#### Text shown
Abstract

Scientific ocean drilling has greatly advanced the understanding of subseafloor sedimentary life. Studies of Ocean Drilling Program (ODP) and Integrated ODP samples and data show that mean per-cell rates of catabolic activity, energy flux, and biomass turnover are orders of magnitude slower in subseafloor sediment than in the surface world. They have also shown that potentially competing metabolic pathways co-occur for hundreds of meter depth in subseafloor sediment deposited over millions of years.

Our study of an example site (eastern equatorial Pacific ODP Site 1226) indicates that the energy yields of these competing reactions are pinned to a thermodynamic minimum. The simplest explanation of this long-term coexistence is thermodynamic cooperation, where microorganisms utilize different but coexisting pathways that remove each other’s reaction products.

Our Site 1226 results indicate that the energy flux to subseafloor sedimentary microbes is extremely low. Comparison to biomass turnover rates at other sites suggests that most of this flux may be used for building biomolecules from existing components (e.g., amino acids in the surrounding sediment), rather than for de novo biosynthesis from inorganic chemicals.

#### Task instructions
According to the abstract above, what is the simplest explanation for the long-term coexistence of competing metabolic pathways in subseafloor sediment?

#### Records provided
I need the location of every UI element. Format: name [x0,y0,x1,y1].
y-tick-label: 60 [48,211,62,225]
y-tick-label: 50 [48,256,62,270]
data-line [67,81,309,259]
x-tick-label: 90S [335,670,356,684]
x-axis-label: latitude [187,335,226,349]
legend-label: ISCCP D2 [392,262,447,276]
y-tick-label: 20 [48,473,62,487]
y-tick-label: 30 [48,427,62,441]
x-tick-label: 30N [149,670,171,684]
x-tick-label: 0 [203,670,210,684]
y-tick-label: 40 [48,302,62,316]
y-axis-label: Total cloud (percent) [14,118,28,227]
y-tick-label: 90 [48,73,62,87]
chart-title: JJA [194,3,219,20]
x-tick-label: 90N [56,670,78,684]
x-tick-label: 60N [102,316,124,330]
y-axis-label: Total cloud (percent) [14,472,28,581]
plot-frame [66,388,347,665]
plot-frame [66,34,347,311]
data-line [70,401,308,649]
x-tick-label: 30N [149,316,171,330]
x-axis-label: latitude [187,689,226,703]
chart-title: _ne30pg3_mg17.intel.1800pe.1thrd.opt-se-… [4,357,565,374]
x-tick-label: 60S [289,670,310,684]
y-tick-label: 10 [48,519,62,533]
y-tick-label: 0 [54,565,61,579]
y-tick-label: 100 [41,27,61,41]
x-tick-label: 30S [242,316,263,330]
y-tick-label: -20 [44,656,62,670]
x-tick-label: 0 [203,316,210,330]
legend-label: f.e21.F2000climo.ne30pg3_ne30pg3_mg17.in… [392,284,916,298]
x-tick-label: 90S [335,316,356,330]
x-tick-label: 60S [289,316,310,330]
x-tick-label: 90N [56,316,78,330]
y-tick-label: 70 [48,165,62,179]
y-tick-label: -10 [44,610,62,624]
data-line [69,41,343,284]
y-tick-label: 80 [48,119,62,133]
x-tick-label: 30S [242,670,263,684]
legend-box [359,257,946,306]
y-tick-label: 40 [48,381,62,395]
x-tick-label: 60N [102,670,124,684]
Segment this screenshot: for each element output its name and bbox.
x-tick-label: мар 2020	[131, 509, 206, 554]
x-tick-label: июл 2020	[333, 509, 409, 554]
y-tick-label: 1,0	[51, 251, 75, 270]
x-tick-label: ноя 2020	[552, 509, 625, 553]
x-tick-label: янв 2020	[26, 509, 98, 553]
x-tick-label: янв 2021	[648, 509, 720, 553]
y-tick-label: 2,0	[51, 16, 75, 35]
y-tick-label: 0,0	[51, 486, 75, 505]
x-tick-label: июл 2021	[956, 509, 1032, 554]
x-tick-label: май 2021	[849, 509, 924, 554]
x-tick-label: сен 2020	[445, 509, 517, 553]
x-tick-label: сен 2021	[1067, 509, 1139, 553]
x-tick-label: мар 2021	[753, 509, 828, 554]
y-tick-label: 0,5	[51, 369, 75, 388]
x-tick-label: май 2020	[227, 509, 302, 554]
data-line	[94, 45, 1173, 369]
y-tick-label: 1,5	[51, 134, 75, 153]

#### Finished exercise
Thermodynamic cooperation, where microorganisms utilize different but coexisting pathways that remove each other's reaction products.